=== The exercise ===
Extract each line containing the string "POWER".

[Data items]
## START

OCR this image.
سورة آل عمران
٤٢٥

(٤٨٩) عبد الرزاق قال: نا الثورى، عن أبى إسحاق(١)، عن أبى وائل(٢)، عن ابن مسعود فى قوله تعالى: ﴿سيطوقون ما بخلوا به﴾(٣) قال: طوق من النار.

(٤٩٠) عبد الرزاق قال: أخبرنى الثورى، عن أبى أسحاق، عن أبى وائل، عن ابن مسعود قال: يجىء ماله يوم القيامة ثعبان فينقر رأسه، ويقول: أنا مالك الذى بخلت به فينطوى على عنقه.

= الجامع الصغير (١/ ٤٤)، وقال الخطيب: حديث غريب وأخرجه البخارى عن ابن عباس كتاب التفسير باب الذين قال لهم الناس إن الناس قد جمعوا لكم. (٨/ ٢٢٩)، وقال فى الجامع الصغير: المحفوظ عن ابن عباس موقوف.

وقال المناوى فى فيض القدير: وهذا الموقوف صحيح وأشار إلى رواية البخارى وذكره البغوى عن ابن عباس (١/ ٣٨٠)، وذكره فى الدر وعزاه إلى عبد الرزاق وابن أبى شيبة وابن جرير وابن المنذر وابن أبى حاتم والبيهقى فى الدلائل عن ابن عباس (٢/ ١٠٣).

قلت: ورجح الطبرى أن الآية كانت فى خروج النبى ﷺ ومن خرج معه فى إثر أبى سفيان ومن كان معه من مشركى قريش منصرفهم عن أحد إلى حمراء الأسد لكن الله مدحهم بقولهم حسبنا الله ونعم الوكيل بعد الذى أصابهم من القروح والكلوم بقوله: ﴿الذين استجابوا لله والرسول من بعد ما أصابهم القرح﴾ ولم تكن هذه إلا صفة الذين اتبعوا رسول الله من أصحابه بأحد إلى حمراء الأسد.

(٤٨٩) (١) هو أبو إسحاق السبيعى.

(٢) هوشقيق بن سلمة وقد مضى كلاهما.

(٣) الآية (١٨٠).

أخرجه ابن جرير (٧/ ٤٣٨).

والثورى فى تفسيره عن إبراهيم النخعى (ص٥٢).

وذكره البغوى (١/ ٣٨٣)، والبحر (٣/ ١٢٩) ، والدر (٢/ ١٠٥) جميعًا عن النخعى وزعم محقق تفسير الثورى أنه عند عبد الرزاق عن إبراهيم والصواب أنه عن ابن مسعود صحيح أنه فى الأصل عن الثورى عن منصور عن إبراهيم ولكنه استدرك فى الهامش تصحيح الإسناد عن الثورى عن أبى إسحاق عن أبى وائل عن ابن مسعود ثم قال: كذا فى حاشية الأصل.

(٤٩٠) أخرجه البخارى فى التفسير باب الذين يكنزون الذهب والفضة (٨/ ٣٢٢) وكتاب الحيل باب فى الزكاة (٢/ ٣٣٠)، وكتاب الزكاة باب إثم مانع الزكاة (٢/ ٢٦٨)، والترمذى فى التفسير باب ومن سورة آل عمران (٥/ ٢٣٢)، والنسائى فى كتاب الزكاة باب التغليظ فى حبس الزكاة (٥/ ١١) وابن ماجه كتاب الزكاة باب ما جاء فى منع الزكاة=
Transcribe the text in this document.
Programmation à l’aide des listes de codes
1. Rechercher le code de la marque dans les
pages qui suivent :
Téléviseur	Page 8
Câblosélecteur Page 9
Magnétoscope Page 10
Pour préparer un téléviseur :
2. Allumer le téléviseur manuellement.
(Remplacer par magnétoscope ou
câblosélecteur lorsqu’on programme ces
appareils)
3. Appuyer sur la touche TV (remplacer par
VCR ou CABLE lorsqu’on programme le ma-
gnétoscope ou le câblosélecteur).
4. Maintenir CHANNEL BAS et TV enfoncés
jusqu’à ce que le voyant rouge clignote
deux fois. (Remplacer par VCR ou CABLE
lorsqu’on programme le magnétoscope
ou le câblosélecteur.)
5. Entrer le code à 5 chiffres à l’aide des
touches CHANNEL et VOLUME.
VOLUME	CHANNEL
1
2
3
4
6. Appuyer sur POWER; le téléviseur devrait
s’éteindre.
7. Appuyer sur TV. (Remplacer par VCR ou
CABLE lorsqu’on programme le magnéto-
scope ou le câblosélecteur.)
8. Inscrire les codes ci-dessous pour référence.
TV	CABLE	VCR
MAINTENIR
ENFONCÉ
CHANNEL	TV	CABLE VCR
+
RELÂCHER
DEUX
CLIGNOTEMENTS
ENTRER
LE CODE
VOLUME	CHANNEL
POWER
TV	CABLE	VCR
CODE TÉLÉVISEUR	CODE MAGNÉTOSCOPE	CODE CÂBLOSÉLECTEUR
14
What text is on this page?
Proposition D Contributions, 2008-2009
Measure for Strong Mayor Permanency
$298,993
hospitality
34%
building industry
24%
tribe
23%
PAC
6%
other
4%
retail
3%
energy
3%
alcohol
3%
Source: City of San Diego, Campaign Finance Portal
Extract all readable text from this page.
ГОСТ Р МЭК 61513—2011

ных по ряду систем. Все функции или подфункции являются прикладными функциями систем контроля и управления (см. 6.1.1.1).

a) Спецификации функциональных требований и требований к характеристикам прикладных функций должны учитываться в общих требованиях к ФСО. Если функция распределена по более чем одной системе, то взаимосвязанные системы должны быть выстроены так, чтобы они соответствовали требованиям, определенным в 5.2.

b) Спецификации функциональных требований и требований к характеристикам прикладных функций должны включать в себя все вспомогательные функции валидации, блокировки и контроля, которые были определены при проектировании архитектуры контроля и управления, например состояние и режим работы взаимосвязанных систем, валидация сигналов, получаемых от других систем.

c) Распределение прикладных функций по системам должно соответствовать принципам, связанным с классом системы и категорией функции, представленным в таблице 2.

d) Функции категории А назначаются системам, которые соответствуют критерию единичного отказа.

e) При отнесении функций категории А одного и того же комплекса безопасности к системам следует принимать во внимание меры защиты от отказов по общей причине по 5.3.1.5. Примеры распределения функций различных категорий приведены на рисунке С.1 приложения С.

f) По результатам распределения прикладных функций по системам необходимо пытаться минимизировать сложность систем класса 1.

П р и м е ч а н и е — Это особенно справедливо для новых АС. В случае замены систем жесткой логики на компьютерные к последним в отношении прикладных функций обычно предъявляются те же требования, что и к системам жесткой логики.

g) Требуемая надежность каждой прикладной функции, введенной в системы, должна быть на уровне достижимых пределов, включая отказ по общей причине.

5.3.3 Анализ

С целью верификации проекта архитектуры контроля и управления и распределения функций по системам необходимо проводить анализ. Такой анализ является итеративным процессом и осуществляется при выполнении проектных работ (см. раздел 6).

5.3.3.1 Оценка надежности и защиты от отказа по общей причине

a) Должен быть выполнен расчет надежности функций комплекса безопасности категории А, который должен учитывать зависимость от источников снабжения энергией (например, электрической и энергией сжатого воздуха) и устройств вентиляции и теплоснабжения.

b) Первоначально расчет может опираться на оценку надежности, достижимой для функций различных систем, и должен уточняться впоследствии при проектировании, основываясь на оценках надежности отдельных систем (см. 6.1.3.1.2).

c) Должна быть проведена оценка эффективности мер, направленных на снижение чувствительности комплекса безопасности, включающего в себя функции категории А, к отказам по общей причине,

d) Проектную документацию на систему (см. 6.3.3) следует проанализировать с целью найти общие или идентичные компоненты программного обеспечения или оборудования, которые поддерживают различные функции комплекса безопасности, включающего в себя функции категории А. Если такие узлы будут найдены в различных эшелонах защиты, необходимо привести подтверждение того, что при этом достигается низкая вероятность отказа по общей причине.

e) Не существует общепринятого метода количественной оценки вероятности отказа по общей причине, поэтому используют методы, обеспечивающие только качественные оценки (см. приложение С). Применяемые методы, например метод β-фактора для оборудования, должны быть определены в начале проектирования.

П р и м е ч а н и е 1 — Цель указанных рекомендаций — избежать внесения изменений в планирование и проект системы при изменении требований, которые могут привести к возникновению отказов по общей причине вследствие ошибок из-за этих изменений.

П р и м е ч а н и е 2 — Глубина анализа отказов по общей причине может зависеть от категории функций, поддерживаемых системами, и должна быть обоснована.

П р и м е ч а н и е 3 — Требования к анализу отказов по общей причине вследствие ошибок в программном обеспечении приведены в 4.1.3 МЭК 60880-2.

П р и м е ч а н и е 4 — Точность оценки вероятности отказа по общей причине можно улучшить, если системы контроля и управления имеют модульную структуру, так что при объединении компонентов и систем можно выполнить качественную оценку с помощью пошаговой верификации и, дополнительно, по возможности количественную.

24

## END

=== Exercise result ===
6. Appuyer sur POWER; le téléviseur devrait
POWER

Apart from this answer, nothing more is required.